Find each line with the word "this" and copy it.

+++++

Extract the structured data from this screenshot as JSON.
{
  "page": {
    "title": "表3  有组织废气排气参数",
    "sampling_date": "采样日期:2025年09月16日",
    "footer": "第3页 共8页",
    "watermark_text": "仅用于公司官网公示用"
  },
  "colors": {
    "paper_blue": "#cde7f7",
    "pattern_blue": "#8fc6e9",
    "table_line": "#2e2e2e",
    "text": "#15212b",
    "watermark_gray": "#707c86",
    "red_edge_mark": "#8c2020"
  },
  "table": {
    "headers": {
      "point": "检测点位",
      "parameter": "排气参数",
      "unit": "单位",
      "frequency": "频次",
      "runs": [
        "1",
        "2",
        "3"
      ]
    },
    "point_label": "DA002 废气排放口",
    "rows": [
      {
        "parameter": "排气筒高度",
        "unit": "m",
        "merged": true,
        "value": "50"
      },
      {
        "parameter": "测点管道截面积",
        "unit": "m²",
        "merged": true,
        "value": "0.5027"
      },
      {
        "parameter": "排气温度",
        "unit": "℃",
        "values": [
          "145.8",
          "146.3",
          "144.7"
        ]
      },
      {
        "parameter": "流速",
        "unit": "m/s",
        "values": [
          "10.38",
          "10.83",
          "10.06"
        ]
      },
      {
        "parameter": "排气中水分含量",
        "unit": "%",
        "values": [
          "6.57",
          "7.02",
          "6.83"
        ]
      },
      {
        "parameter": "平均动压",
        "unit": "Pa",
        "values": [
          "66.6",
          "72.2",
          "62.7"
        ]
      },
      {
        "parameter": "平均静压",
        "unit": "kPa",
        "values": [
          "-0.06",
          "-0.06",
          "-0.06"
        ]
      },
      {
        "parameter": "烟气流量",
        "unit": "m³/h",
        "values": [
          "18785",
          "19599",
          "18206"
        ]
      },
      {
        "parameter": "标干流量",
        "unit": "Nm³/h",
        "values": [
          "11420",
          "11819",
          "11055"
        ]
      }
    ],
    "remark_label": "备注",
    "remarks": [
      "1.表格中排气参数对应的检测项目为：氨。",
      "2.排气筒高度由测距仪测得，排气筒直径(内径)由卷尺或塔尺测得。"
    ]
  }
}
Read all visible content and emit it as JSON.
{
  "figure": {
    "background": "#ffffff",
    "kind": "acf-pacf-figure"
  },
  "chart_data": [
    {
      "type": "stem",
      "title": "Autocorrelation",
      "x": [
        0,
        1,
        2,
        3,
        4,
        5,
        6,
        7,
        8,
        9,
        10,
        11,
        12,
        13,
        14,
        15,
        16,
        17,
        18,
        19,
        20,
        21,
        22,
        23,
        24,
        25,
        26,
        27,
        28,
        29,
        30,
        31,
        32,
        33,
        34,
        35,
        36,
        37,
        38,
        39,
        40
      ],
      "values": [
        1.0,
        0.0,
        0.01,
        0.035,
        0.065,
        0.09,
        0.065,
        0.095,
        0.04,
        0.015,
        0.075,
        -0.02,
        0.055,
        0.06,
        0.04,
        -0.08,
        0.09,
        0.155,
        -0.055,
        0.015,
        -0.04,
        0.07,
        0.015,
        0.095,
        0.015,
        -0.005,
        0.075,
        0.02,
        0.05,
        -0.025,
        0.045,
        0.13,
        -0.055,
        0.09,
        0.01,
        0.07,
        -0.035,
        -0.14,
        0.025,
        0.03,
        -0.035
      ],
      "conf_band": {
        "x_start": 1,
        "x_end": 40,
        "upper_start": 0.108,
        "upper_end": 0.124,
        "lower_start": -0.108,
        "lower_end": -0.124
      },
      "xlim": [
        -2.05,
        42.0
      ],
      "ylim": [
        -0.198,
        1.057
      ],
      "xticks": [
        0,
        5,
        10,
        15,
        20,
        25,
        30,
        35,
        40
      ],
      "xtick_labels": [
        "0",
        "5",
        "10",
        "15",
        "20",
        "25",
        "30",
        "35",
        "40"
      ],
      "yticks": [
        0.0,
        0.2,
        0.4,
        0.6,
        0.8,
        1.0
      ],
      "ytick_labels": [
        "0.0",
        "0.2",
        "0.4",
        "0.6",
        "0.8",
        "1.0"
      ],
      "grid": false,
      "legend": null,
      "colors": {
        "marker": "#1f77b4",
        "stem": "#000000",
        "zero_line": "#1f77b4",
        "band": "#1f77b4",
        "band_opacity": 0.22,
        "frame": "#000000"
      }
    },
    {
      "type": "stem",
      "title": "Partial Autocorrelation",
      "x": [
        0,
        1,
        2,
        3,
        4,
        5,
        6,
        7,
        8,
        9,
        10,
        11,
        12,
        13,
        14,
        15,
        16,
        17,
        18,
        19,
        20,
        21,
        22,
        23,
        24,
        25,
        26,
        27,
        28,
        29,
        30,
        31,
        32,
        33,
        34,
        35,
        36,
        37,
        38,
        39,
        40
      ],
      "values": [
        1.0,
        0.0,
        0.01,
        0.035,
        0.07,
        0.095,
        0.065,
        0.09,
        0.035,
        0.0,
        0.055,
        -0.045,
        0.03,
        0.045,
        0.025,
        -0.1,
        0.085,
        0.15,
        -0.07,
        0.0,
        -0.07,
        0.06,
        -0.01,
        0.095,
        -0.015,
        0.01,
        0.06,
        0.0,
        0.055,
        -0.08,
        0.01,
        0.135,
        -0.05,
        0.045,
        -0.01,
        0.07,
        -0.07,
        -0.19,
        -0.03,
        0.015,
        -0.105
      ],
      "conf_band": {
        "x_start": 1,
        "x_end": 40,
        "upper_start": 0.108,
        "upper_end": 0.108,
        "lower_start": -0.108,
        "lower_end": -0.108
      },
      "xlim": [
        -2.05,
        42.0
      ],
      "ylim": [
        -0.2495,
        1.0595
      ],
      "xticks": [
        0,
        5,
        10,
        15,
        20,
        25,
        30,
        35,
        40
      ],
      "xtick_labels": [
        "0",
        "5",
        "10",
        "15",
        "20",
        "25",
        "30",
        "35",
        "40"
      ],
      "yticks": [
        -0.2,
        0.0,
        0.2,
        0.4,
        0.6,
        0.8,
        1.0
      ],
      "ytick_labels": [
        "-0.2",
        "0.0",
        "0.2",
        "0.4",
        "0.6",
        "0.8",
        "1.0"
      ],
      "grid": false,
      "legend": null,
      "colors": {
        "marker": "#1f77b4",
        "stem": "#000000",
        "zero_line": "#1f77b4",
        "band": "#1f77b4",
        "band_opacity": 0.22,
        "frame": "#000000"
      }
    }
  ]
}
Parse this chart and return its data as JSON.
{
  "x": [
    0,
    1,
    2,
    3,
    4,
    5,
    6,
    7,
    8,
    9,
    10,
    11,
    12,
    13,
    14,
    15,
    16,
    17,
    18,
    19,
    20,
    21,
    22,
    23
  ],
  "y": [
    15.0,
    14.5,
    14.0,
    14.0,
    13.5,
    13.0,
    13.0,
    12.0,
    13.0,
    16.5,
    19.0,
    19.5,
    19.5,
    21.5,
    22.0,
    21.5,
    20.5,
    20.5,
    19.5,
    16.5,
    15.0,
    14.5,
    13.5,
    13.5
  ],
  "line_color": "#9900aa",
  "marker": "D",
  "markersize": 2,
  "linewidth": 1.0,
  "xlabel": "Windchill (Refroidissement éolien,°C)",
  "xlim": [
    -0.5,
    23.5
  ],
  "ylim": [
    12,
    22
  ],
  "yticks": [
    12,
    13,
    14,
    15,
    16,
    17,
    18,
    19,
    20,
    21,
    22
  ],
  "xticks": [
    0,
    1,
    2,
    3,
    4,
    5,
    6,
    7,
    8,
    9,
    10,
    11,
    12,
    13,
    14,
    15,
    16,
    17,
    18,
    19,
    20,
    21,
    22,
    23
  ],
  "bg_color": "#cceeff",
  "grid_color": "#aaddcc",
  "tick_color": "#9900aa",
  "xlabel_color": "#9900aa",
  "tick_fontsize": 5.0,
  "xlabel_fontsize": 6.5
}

+++++

**Final result:**
Extract the structured data from this screenshot as JSON.
Parse this chart and return its data as JSON.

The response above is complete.